CHALLENGE ▸ Restate the entries below word for word, omitting nothing.

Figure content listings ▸
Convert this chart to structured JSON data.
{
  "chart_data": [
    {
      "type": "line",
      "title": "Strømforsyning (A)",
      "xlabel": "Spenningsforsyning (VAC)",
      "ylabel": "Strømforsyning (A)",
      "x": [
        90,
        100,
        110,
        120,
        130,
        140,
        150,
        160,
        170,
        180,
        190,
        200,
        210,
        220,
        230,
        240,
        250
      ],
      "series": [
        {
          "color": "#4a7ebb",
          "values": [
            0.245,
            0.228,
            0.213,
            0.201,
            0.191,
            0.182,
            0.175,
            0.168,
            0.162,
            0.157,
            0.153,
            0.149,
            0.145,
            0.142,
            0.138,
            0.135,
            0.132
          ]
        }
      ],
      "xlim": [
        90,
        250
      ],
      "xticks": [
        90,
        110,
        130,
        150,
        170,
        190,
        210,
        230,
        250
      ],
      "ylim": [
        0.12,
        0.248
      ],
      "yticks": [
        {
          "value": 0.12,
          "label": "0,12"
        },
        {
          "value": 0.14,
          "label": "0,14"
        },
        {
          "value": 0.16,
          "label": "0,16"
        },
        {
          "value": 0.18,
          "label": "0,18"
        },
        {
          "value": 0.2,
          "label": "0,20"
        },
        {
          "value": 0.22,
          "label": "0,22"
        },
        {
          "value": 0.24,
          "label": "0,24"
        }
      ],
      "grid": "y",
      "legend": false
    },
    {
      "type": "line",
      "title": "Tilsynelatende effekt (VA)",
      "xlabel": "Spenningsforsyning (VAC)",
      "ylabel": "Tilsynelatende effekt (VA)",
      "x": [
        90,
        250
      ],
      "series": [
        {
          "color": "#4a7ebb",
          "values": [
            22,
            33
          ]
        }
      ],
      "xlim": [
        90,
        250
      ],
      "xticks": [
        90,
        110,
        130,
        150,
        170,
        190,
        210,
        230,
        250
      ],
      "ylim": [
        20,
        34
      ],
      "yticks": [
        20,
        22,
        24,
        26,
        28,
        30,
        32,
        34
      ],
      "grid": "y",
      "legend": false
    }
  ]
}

EXERCISE RESPONSE ▸
Convert this chart to structured JSON data.
{
  "chart_data": [
    {
      "type": "line",
      "title": "Strømforsyning (A)",
      "xlabel": "Spenningsforsyning (VAC)",
      "ylabel": "Strømforsyning (A)",
      "x": [
        90,
        100,
        110,
        120,
        130,
        140,
        150,
        160,
        170,
        180,
        190,
        200,
        210,
        220,
        230,
        240,
        250
      ],
      "series": [
        {
          "color": "#4a7ebb",
          "values": [
            0.245,
            0.228,
            0.213,
            0.201,
            0.191,
            0.182,
            0.175,
            0.168,
            0.162,
            0.157,
            0.153,
            0.149,
            0.145,
            0.142,
            0.138,
            0.135,
            0.132
          ]
        }
      ],
      "xlim": [
        90,
        250
      ],
      "xticks": [
        90,
        110,
        130,
        150,
        170,
        190,
        210,
        230,
        250
      ],
      "ylim": [
        0.12,
        0.248
      ],
      "yticks": [
        {
          "value": 0.12,
          "label": "0,12"
        },
        {
          "value": 0.14,
          "label": "0,14"
        },
        {
          "value": 0.16,
          "label": "0,16"
        },
        {
          "value": 0.18,
          "label": "0,18"
        },
        {
          "value": 0.2,
          "label": "0,20"
        },
        {
          "value": 0.22,
          "label": "0,22"
        },
        {
          "value": 0.24,
          "label": "0,24"
        }
      ],
      "grid": "y",
      "legend": false
    },
    {
      "type": "line",
      "title": "Tilsynelatende effekt (VA)",
      "xlabel": "Spenningsforsyning (VAC)",
      "ylabel": "Tilsynelatende effekt (VA)",
      "x": [
        90,
        250
      ],
      "series": [
        {
          "color": "#4a7ebb",
          "values": [
            22,
            33
          ]
        }
      ],
      "xlim": [
        90,
        250
      ],
      "xticks": [
        90,
        110,
        130,
        150,
        170,
        190,
        210,
        230,
        250
      ],
      "ylim": [
        20,
        34
      ],
      "yticks": [
        20,
        22,
        24,
        26,
        28,
        30,
        32,
        34
      ],
      "grid": "y",
      "legend": false
    }
  ]
}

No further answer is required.